• Work to be completed
Extract the full set of records that follows, word for word.

^^^^^^^^^^^^^^^^

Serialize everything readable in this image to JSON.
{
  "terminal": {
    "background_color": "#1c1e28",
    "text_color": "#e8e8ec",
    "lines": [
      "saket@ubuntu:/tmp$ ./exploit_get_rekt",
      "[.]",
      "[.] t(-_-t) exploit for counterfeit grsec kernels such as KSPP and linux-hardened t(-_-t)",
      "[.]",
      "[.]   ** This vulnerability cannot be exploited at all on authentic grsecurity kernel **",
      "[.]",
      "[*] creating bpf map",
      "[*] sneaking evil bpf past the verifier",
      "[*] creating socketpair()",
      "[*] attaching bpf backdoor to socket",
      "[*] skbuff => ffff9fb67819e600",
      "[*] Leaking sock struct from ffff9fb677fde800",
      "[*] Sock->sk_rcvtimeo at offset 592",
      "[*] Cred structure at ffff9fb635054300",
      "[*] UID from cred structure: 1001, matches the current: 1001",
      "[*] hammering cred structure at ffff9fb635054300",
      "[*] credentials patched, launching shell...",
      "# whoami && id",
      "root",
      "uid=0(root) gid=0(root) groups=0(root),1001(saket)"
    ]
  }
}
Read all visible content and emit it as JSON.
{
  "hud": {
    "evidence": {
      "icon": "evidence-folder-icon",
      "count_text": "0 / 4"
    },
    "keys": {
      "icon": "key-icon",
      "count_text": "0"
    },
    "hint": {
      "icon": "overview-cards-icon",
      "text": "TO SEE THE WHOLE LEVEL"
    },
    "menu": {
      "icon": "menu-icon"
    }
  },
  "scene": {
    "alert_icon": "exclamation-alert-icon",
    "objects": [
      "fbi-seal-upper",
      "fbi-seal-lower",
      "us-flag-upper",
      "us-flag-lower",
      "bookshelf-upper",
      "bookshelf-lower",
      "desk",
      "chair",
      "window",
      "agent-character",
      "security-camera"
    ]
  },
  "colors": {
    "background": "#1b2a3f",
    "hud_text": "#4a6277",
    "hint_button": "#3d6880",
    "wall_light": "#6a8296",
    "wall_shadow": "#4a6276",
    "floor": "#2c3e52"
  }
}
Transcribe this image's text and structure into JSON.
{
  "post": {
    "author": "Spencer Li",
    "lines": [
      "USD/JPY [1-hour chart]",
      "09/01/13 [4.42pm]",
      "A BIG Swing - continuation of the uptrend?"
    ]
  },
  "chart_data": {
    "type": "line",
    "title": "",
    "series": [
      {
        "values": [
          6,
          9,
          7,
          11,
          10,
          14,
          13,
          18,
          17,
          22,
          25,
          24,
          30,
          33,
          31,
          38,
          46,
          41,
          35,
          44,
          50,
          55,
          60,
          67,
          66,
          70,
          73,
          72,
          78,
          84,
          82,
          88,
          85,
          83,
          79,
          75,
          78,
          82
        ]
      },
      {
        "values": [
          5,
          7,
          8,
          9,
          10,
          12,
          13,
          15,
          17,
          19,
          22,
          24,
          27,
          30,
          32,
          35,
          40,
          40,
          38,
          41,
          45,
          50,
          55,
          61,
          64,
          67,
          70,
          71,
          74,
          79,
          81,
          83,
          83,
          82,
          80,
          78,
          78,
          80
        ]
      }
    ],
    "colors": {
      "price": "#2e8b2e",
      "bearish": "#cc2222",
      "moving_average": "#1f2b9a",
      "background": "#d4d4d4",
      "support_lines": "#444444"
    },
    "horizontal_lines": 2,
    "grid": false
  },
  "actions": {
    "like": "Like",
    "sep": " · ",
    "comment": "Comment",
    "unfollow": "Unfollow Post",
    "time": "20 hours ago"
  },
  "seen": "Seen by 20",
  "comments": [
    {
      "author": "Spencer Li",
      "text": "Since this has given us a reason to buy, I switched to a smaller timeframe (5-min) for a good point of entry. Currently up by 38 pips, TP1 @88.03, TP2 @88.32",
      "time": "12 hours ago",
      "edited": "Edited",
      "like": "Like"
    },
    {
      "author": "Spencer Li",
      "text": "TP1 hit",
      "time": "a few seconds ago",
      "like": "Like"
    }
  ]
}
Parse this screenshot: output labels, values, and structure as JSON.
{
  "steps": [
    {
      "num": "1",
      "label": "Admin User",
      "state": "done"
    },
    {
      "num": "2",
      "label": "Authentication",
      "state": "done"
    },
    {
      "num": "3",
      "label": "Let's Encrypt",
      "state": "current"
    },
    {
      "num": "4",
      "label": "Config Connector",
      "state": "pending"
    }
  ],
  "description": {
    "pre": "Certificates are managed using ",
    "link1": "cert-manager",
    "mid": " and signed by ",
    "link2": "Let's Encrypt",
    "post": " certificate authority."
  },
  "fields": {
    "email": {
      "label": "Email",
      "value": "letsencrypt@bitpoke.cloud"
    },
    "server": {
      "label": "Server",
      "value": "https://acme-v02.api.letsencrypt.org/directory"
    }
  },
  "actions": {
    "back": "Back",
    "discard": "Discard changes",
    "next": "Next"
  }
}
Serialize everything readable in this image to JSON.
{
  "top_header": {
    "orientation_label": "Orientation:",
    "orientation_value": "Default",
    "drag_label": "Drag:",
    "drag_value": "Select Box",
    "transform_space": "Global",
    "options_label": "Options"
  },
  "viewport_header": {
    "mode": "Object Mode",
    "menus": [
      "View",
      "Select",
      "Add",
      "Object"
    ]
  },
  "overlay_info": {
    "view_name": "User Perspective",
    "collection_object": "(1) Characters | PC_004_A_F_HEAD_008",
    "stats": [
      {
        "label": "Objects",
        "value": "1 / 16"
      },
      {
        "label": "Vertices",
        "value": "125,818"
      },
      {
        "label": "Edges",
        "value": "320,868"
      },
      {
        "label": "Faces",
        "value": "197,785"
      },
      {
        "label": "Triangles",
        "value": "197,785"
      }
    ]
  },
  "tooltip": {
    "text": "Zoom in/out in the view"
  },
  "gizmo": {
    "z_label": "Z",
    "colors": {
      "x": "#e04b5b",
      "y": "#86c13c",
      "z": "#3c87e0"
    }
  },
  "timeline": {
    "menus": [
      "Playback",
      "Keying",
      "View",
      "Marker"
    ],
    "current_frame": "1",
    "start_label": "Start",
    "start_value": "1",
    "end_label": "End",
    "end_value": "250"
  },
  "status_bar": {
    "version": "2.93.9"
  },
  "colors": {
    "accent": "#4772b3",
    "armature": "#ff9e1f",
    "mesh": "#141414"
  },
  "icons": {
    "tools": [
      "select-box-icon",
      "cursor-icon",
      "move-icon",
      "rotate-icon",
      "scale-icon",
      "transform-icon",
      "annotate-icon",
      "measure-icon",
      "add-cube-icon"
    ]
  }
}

^^^^^^^^^^^^^^^^

• Exercise answer
Serialize everything readable in this image to JSON.
{
  "terminal": {
    "background_color": "#1c1e28",
    "text_color": "#e8e8ec",
    "lines": [
      "saket@ubuntu:/tmp$ ./exploit_get_rekt",
      "[.]",
      "[.] t(-_-t) exploit for counterfeit grsec kernels such as KSPP and linux-hardened t(-_-t)",
      "[.]",
      "[.]   ** This vulnerability cannot be exploited at all on authentic grsecurity kernel **",
      "[.]",
      "[*] creating bpf map",
      "[*] sneaking evil bpf past the verifier",
      "[*] creating socketpair()",
      "[*] attaching bpf backdoor to socket",
      "[*] skbuff => ffff9fb67819e600",
      "[*] Leaking sock struct from ffff9fb677fde800",
      "[*] Sock->sk_rcvtimeo at offset 592",
      "[*] Cred structure at ffff9fb635054300",
      "[*] UID from cred structure: 1001, matches the current: 1001",
      "[*] hammering cred structure at ffff9fb635054300",
      "[*] credentials patched, launching shell...",
      "# whoami && id",
      "root",
      "uid=0(root) gid=0(root) groups=0(root),1001(saket)"
    ]
  }
}
Read all visible content and emit it as JSON.
{
  "hud": {
    "evidence": {
      "icon": "evidence-folder-icon",
      "count_text": "0 / 4"
    },
    "keys": {
      "icon": "key-icon",
      "count_text": "0"
    },
    "hint": {
      "icon": "overview-cards-icon",
      "text": "TO SEE THE WHOLE LEVEL"
    },
    "menu": {
      "icon": "menu-icon"
    }
  },
  "scene": {
    "alert_icon": "exclamation-alert-icon",
    "objects": [
      "fbi-seal-upper",
      "fbi-seal-lower",
      "us-flag-upper",
      "us-flag-lower",
      "bookshelf-upper",
      "bookshelf-lower",
      "desk",
      "chair",
      "window",
      "agent-character",
      "security-camera"
    ]
  },
  "colors": {
    "background": "#1b2a3f",
    "hud_text": "#4a6277",
    "hint_button": "#3d6880",
    "wall_light": "#6a8296",
    "wall_shadow": "#4a6276",
    "floor": "#2c3e52"
  }
}
Transcribe this image's text and structure into JSON.
{
  "post": {
    "author": "Spencer Li",
    "lines": [
      "USD/JPY [1-hour chart]",
      "09/01/13 [4.42pm]",
      "A BIG Swing - continuation of the uptrend?"
    ]
  },
  "chart_data": {
    "type": "line",
    "title": "",
    "series": [
      {
        "values": [
          6,
          9,
          7,
          11,
          10,
          14,
          13,
          18,
          17,
          22,
          25,
          24,
          30,
          33,
          31,
          38,
          46,
          41,
          35,
          44,
          50,
          55,
          60,
          67,
          66,
          70,
          73,
          72,
          78,
          84,
          82,
          88,
          85,
          83,
          79,
          75,
          78,
          82
        ]
      },
      {
        "values": [
          5,
          7,
          8,
          9,
          10,
          12,
          13,
          15,
          17,
          19,
          22,
          24,
          27,
          30,
          32,
          35,
          40,
          40,
          38,
          41,
          45,
          50,
          55,
          61,
          64,
          67,
          70,
          71,
          74,
          79,
          81,
          83,
          83,
          82,
          80,
          78,
          78,
          80
        ]
      }
    ],
    "colors": {
      "price": "#2e8b2e",
      "bearish": "#cc2222",
      "moving_average": "#1f2b9a",
      "background": "#d4d4d4",
      "support_lines": "#444444"
    },
    "horizontal_lines": 2,
    "grid": false
  },
  "actions": {
    "like": "Like",
    "sep": " · ",
    "comment": "Comment",
    "unfollow": "Unfollow Post",
    "time": "20 hours ago"
  },
  "seen": "Seen by 20",
  "comments": [
    {
      "author": "Spencer Li",
      "text": "Since this has given us a reason to buy, I switched to a smaller timeframe (5-min) for a good point of entry. Currently up by 38 pips, TP1 @88.03, TP2 @88.32",
      "time": "12 hours ago",
      "edited": "Edited",
      "like": "Like"
    },
    {
      "author": "Spencer Li",
      "text": "TP1 hit",
      "time": "a few seconds ago",
      "like": "Like"
    }
  ]
}
Parse this screenshot: output labels, values, and structure as JSON.
{
  "steps": [
    {
      "num": "1",
      "label": "Admin User",
      "state": "done"
    },
    {
      "num": "2",
      "label": "Authentication",
      "state": "done"
    },
    {
      "num": "3",
      "label": "Let's Encrypt",
      "state": "current"
    },
    {
      "num": "4",
      "label": "Config Connector",
      "state": "pending"
    }
  ],
  "description": {
    "pre": "Certificates are managed using ",
    "link1": "cert-manager",
    "mid": " and signed by ",
    "link2": "Let's Encrypt",
    "post": " certificate authority."
  },
  "fields": {
    "email": {
      "label": "Email",
      "value": "letsencrypt@bitpoke.cloud"
    },
    "server": {
      "label": "Server",
      "value": "https://acme-v02.api.letsencrypt.org/directory"
    }
  },
  "actions": {
    "back": "Back",
    "discard": "Discard changes",
    "next": "Next"
  }
}
Serialize everything readable in this image to JSON.
{
  "top_header": {
    "orientation_label": "Orientation:",
    "orientation_value": "Default",
    "drag_label": "Drag:",
    "drag_value": "Select Box",
    "transform_space": "Global",
    "options_label": "Options"
  },
  "viewport_header": {
    "mode": "Object Mode",
    "menus": [
      "View",
      "Select",
      "Add",
      "Object"
    ]
  },
  "overlay_info": {
    "view_name": "User Perspective",
    "collection_object": "(1) Characters | PC_004_A_F_HEAD_008",
    "stats": [
      {
        "label": "Objects",
        "value": "1 / 16"
      },
      {
        "label": "Vertices",
        "value": "125,818"
      },
      {
        "label": "Edges",
        "value": "320,868"
      },
      {
        "label": "Faces",
        "value": "197,785"
      },
      {
        "label": "Triangles",
        "value": "197,785"
      }
    ]
  },
  "tooltip": {
    "text": "Zoom in/out in the view"
  },
  "gizmo": {
    "z_label": "Z",
    "colors": {
      "x": "#e04b5b",
      "y": "#86c13c",
      "z": "#3c87e0"
    }
  },
  "timeline": {
    "menus": [
      "Playback",
      "Keying",
      "View",
      "Marker"
    ],
    "current_frame": "1",
    "start_label": "Start",
    "start_value": "1",
    "end_label": "End",
    "end_value": "250"
  },
  "status_bar": {
    "version": "2.93.9"
  },
  "colors": {
    "accent": "#4772b3",
    "armature": "#ff9e1f",
    "mesh": "#141414"
  },
  "icons": {
    "tools": [
      "select-box-icon",
      "cursor-icon",
      "move-icon",
      "rotate-icon",
      "scale-icon",
      "transform-icon",
      "annotate-icon",
      "measure-icon",
      "add-cube-icon"
    ]
  }
}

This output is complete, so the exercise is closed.